→ **WHAT YOU NEED TO DO**
Wherever the word "bestätigt" shows up in a line, please copy that line.

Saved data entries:
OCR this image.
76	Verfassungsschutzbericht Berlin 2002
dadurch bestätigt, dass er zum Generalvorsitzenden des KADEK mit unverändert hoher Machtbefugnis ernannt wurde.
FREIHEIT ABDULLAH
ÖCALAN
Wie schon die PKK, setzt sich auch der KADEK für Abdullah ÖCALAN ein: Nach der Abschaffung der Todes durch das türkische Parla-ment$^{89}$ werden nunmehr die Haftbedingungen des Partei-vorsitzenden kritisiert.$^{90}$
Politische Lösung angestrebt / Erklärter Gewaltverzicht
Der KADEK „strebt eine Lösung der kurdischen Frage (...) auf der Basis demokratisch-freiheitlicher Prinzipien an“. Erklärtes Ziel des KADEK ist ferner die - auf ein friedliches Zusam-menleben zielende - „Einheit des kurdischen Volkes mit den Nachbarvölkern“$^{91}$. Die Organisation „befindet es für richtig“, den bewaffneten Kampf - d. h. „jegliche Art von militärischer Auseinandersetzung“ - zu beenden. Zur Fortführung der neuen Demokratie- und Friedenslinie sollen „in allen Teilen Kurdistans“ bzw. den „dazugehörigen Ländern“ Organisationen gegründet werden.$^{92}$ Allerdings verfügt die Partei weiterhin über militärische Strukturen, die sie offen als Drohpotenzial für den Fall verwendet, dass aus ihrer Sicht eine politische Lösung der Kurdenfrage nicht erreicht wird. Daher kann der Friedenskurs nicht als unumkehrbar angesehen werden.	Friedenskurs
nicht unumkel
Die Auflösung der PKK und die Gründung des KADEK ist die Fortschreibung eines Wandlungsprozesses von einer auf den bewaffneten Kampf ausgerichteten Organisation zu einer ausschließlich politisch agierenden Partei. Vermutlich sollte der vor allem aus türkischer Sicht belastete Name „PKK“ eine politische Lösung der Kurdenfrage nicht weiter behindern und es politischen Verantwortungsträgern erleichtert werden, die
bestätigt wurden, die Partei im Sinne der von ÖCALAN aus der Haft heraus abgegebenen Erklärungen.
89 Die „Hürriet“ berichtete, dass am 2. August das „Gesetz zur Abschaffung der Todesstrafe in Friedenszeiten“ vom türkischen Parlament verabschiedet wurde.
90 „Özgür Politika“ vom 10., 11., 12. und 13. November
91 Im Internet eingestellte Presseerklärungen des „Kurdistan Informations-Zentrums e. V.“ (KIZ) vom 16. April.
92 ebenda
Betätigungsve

→ **WRITTEN ANSWER**
dadurch bestätigt, dass er zum Generalvorsitzenden des KADEK mit unverändert hoher Machtbefugnis ernannt wurde.
bestätigt wurden, die Partei im Sinne der von ÖCALAN aus der Haft heraus abgegebenen Erklärungen.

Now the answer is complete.